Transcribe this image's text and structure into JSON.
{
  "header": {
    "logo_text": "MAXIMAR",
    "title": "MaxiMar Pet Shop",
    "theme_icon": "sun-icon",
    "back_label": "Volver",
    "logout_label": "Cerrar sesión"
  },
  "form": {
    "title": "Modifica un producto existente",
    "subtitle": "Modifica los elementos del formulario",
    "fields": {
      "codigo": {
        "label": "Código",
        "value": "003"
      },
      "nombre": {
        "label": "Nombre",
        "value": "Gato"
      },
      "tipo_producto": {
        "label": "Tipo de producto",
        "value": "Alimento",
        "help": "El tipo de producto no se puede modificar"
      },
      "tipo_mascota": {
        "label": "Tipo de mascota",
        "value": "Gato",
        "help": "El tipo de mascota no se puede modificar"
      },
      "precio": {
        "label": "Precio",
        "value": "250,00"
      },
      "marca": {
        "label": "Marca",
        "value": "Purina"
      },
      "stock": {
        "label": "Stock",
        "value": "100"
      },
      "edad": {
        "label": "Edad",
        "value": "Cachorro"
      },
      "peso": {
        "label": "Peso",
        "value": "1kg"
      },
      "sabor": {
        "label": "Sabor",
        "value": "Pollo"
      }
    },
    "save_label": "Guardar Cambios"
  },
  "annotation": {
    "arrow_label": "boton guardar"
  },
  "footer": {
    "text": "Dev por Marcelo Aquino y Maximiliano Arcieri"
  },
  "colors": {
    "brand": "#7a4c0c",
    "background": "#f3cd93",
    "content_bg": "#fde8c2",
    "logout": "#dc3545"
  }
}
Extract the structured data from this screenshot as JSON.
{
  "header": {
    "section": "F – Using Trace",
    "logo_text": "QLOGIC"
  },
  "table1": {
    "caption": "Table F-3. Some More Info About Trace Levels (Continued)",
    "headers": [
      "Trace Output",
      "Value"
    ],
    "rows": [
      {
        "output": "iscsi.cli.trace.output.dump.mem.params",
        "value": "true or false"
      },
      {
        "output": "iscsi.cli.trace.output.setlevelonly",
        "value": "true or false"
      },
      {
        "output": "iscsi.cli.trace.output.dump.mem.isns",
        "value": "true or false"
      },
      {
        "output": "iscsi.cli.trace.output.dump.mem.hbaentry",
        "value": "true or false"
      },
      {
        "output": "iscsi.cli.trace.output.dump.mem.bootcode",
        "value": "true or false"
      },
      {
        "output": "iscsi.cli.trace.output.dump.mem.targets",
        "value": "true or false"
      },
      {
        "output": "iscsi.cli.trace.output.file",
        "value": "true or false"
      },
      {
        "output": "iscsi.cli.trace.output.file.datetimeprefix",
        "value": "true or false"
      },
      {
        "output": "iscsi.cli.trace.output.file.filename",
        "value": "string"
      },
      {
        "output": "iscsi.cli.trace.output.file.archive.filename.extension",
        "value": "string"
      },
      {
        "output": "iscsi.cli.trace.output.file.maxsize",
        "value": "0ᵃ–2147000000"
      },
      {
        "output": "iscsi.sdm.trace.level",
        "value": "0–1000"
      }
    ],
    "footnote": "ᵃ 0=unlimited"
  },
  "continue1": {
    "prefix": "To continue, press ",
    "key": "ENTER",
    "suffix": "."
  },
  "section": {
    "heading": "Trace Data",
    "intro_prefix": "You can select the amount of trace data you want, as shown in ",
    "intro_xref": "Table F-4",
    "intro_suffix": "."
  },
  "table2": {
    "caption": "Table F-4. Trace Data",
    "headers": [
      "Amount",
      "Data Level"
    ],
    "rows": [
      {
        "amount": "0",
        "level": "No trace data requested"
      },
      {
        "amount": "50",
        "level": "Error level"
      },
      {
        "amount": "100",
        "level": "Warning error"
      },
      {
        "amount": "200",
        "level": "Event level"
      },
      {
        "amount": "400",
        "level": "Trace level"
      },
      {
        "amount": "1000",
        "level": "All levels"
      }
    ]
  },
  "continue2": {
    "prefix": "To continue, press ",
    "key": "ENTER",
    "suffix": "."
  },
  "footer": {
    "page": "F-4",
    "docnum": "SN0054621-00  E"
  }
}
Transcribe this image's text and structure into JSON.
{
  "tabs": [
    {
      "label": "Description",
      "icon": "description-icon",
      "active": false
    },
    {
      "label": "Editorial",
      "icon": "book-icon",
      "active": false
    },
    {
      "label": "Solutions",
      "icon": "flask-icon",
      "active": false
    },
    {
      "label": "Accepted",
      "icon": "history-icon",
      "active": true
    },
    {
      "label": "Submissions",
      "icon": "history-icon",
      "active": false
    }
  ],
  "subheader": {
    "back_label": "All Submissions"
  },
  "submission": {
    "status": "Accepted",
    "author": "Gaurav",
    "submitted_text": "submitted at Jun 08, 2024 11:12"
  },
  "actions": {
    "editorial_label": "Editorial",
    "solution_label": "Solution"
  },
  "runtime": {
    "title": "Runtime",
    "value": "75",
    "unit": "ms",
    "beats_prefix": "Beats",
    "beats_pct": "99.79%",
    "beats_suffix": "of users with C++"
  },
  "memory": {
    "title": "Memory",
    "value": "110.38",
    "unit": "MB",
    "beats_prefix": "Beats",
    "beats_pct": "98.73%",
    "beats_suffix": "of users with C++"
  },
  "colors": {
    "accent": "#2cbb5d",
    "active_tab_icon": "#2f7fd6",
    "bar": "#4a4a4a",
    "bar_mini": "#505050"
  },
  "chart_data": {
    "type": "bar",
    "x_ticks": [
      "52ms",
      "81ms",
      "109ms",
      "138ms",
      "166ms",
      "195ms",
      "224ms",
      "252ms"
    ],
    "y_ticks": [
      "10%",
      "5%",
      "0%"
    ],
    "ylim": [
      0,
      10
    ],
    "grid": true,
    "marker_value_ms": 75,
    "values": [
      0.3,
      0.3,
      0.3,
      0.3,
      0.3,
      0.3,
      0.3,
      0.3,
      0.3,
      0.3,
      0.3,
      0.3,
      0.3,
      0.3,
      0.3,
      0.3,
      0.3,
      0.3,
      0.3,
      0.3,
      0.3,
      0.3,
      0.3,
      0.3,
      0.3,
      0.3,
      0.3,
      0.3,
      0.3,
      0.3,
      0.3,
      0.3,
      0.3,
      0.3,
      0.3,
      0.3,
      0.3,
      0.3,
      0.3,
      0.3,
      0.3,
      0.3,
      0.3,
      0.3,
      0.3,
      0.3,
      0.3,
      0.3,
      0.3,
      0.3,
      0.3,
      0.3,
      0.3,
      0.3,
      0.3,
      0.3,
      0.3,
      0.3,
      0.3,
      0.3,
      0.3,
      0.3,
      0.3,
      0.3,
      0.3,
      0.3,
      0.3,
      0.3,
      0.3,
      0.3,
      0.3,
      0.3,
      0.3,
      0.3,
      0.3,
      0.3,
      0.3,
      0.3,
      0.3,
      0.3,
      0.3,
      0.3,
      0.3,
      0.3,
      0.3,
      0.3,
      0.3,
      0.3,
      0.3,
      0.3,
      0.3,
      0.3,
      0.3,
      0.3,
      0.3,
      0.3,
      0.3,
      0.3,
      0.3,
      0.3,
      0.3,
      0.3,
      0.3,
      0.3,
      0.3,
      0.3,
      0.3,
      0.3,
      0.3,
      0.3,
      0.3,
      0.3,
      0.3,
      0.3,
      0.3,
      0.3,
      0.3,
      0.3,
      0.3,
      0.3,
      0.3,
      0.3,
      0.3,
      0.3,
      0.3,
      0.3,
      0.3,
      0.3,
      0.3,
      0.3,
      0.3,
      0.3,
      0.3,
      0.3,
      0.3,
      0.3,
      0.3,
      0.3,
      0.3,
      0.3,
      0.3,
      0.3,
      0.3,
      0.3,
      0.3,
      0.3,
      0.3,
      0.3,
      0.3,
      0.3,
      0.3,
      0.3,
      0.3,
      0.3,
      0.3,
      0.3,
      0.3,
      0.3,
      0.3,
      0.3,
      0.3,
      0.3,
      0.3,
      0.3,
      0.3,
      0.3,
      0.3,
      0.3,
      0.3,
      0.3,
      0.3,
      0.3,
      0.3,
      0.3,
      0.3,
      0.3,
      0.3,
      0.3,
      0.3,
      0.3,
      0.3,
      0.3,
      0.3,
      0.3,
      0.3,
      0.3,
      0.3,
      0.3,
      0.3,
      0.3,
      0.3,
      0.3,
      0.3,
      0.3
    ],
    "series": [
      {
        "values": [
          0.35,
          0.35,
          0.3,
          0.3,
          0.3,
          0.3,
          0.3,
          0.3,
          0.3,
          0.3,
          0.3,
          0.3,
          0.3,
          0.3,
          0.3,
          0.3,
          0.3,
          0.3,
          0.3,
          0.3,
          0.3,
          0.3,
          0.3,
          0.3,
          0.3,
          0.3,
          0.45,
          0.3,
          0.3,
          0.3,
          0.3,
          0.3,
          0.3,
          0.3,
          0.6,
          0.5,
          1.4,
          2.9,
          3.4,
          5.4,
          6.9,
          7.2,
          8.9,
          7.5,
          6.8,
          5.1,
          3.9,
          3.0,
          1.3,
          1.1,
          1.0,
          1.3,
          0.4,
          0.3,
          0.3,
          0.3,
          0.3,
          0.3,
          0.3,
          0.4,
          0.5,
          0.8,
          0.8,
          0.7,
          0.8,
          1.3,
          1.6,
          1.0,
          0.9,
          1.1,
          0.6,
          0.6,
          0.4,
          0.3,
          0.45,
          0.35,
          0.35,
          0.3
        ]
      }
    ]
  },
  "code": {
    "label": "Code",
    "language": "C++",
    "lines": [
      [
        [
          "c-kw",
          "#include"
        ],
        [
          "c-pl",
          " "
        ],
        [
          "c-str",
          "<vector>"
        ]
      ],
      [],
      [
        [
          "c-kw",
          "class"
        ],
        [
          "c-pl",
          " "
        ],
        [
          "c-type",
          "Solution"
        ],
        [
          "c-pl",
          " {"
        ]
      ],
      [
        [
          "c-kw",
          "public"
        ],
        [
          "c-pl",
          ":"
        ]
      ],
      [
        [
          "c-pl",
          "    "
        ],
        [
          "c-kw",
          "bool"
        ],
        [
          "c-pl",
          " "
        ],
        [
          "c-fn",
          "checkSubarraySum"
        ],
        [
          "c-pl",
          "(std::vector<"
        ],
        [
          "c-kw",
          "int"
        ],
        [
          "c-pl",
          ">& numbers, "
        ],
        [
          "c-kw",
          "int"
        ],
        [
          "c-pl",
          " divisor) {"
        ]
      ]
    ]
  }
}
----------
Work to be completed:
Where a line holds the string "filename", copy that line.

Finished task:
        "output": "iscsi.cli.trace.output.file.filename",
        "output": "iscsi.cli.trace.output.file.archive.filename.extension",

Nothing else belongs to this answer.